### GIVEN PROBLEM
In the records below, locate the line containing "Read this page and output its text content.", then extract it and all following lines exactly, ending with the last line.

Extracted records:
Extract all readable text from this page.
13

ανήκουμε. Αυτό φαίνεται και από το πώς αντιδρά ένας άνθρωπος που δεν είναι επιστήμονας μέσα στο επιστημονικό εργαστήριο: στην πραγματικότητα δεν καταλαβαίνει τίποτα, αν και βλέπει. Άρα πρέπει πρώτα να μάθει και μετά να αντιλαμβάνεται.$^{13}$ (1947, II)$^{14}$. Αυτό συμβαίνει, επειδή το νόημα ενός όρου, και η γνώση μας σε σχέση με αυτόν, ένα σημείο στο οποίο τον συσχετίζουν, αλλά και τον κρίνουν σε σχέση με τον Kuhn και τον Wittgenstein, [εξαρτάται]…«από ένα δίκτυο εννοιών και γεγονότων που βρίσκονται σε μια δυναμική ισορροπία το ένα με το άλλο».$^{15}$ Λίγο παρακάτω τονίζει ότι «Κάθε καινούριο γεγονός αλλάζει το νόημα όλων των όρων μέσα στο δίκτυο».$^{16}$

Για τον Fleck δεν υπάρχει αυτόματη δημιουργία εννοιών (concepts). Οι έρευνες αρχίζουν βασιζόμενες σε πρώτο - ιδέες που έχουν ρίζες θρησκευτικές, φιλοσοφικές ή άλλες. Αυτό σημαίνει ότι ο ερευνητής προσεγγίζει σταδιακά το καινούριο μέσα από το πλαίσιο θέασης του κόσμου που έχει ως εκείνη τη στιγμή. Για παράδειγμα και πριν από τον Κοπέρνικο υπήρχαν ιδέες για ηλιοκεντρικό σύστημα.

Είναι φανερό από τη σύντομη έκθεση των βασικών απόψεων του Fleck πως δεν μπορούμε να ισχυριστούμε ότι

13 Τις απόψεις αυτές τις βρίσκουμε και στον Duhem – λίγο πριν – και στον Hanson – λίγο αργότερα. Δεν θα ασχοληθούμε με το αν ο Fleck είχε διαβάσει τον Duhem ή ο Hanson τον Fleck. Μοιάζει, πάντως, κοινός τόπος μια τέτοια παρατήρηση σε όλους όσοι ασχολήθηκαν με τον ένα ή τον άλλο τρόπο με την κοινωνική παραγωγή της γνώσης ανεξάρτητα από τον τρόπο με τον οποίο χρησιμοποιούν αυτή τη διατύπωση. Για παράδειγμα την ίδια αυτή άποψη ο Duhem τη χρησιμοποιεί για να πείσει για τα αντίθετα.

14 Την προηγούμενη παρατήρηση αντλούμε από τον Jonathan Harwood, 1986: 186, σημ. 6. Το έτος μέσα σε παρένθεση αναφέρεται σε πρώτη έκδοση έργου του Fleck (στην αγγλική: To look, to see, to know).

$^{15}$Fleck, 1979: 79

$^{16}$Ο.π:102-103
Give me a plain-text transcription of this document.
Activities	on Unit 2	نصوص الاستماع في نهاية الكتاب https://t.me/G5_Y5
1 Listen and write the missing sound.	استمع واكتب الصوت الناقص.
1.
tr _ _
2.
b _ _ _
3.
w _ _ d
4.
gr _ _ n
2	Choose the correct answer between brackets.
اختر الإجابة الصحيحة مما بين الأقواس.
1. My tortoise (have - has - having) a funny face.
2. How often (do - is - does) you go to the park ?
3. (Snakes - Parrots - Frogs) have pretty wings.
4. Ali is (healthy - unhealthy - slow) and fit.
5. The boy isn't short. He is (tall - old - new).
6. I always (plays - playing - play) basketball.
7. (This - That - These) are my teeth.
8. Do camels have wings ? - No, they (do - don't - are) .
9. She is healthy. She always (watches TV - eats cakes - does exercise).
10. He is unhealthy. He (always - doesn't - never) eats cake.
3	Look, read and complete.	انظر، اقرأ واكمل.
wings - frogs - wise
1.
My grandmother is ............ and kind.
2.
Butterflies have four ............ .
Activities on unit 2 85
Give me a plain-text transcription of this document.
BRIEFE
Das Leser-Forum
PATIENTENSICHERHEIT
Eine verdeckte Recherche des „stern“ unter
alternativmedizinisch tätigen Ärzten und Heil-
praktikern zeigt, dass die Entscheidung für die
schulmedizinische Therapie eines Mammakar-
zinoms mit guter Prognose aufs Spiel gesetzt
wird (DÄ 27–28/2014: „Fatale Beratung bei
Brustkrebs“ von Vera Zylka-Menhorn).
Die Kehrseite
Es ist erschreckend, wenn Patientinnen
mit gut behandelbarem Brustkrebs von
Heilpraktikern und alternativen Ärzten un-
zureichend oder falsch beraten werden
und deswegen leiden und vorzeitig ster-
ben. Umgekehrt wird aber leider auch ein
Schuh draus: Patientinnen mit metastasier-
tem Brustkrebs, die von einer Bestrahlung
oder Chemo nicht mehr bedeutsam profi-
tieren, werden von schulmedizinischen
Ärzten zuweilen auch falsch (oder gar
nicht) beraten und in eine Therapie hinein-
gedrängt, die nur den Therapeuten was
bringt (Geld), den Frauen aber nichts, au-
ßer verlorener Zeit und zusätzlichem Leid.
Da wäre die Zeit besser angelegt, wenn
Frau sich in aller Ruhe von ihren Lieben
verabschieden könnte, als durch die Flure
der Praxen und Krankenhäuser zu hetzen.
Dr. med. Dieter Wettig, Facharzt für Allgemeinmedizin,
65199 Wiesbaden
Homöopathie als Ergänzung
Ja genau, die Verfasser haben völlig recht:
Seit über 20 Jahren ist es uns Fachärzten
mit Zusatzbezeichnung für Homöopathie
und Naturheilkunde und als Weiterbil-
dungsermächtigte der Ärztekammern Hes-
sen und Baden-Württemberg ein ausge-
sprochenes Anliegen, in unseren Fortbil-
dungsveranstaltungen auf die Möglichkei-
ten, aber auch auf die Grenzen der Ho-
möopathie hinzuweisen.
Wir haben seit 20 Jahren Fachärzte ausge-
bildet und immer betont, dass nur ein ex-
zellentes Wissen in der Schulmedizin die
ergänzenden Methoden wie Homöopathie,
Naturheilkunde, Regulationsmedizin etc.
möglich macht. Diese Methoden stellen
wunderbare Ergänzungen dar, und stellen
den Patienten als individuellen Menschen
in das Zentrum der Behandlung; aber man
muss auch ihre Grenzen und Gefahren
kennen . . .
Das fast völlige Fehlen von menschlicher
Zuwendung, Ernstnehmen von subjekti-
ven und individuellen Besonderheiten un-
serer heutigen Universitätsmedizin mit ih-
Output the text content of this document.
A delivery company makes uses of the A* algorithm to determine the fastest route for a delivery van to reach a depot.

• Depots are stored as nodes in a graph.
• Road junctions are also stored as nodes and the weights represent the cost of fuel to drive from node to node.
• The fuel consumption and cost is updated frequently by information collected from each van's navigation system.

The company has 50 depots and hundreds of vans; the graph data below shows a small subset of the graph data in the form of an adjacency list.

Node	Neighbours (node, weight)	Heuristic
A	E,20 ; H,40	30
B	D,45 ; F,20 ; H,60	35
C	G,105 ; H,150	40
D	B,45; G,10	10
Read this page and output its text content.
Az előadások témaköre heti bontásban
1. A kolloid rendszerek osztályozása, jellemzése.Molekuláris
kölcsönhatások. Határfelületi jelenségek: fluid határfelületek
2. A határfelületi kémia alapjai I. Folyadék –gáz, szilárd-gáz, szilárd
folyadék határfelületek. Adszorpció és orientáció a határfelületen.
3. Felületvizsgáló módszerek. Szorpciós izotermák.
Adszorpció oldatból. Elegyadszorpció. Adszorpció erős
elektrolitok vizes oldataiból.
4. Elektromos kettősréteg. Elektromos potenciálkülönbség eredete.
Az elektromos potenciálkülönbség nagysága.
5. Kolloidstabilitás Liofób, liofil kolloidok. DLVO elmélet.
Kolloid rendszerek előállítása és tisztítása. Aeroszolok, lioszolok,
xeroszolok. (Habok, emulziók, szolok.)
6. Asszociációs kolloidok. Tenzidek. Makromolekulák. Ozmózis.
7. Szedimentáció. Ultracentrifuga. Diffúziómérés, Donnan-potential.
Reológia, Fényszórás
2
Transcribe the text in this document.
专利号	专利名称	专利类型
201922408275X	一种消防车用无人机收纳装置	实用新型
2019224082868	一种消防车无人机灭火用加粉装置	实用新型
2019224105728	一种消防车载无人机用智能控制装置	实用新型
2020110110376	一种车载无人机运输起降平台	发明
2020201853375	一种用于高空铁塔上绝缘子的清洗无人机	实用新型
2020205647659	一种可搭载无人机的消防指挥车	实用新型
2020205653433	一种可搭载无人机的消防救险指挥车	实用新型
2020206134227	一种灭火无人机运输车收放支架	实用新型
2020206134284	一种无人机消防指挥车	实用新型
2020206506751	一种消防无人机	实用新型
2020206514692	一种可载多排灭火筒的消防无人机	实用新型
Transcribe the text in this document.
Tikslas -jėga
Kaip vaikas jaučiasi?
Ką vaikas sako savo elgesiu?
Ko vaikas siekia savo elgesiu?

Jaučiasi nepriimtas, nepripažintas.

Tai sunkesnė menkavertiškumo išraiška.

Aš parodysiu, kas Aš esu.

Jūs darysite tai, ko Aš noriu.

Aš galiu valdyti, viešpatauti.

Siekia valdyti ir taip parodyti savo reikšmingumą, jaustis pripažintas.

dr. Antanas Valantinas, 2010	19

### RESULT FOR THIS TASK
Read this page and output its text content.
Az előadások témaköre heti bontásban
1. A kolloid rendszerek osztályozása, jellemzése.Molekuláris
kölcsönhatások. Határfelületi jelenségek: fluid határfelületek
2. A határfelületi kémia alapjai I. Folyadék –gáz, szilárd-gáz, szilárd
folyadék határfelületek. Adszorpció és orientáció a határfelületen.
3. Felületvizsgáló módszerek. Szorpciós izotermák.
Adszorpció oldatból. Elegyadszorpció. Adszorpció erős
elektrolitok vizes oldataiból.
4. Elektromos kettősréteg. Elektromos potenciálkülönbség eredete.
Az elektromos potenciálkülönbség nagysága.
5. Kolloidstabilitás Liofób, liofil kolloidok. DLVO elmélet.
Kolloid rendszerek előállítása és tisztítása. Aeroszolok, lioszolok,
xeroszolok. (Habok, emulziók, szolok.)
6. Asszociációs kolloidok. Tenzidek. Makromolekulák. Ozmózis.
7. Szedimentáció. Ultracentrifuga. Diffúziómérés, Donnan-potential.
Reológia, Fényszórás
2
Transcribe the text in this document.
专利号	专利名称	专利类型
201922408275X	一种消防车用无人机收纳装置	实用新型
2019224082868	一种消防车无人机灭火用加粉装置	实用新型
2019224105728	一种消防车载无人机用智能控制装置	实用新型
2020110110376	一种车载无人机运输起降平台	发明
2020201853375	一种用于高空铁塔上绝缘子的清洗无人机	实用新型
2020205647659	一种可搭载无人机的消防指挥车	实用新型
2020205653433	一种可搭载无人机的消防救险指挥车	实用新型
2020206134227	一种灭火无人机运输车收放支架	实用新型
2020206134284	一种无人机消防指挥车	实用新型
2020206506751	一种消防无人机	实用新型
2020206514692	一种可载多排灭火筒的消防无人机	实用新型
Transcribe the text in this document.
Tikslas -jėga
Kaip vaikas jaučiasi?
Ką vaikas sako savo elgesiu?
Ko vaikas siekia savo elgesiu?

Jaučiasi nepriimtas, nepripažintas.

Tai sunkesnė menkavertiškumo išraiška.

Aš parodysiu, kas Aš esu.

Jūs darysite tai, ko Aš noriu.

Aš galiu valdyti, viešpatauti.

Siekia valdyti ir taip parodyti savo reikšmingumą, jaustis pripažintas.

dr. Antanas Valantinas, 2010	19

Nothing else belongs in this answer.